What to do: Check every line of the material below for "inch". Give the number of lines that have it, and only that.

─── Input data

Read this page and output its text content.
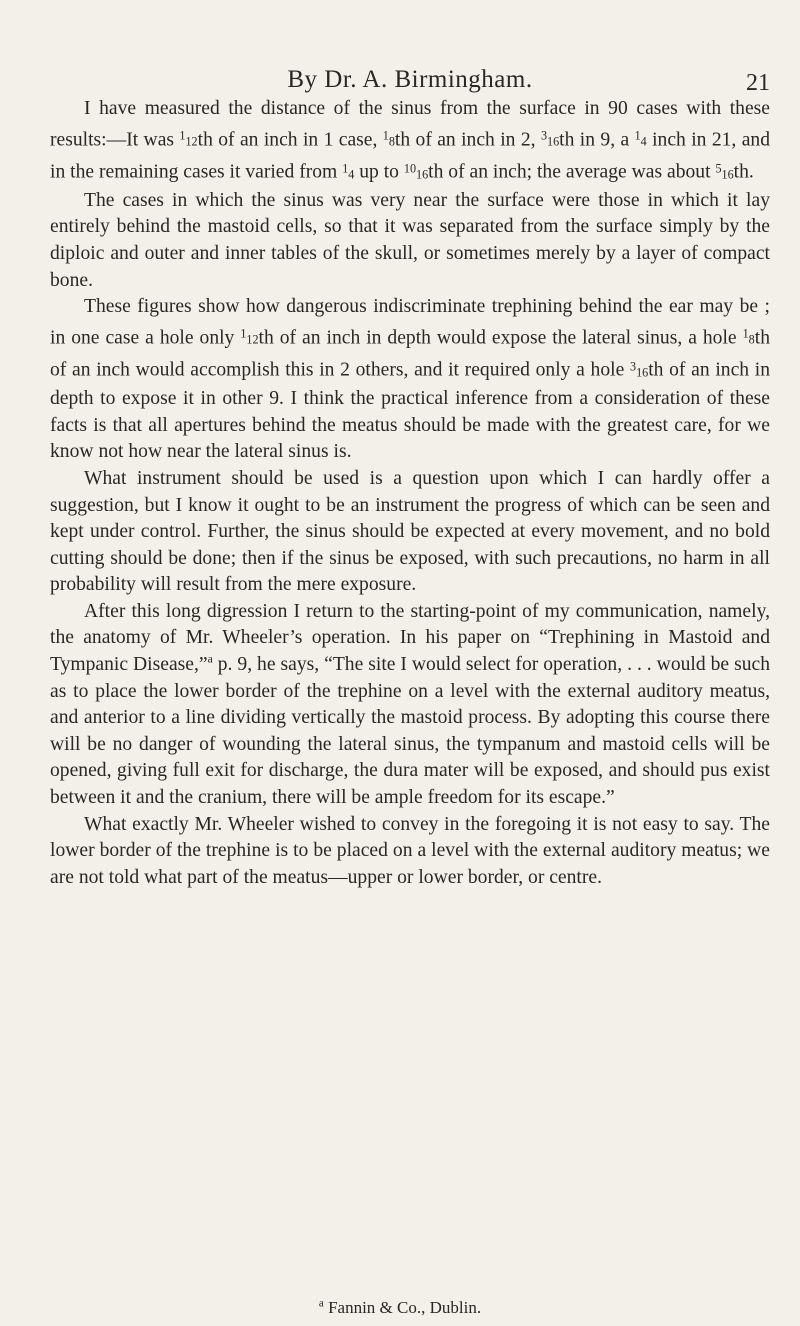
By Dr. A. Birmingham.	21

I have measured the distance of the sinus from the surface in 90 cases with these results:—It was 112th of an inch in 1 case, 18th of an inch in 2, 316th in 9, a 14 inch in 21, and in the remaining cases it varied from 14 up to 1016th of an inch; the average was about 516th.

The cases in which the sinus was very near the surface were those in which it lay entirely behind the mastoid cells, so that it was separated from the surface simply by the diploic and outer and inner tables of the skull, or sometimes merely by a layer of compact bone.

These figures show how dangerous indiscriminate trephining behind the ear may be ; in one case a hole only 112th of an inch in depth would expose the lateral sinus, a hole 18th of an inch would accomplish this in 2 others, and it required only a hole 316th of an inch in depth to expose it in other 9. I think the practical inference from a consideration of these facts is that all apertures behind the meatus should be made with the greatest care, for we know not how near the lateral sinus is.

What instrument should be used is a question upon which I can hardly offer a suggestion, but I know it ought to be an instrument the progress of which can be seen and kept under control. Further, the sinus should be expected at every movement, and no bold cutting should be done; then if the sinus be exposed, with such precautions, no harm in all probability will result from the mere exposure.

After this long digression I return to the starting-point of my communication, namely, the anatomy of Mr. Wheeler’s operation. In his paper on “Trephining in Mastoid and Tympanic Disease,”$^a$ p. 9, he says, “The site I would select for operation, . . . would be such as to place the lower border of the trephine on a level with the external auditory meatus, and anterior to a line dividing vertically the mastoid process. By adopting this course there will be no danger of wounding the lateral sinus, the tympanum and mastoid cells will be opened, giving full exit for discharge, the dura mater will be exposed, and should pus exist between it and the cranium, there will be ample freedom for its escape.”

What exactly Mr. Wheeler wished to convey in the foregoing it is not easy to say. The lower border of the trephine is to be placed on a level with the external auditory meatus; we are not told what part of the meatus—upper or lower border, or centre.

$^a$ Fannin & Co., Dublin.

──────

Response to the task: 2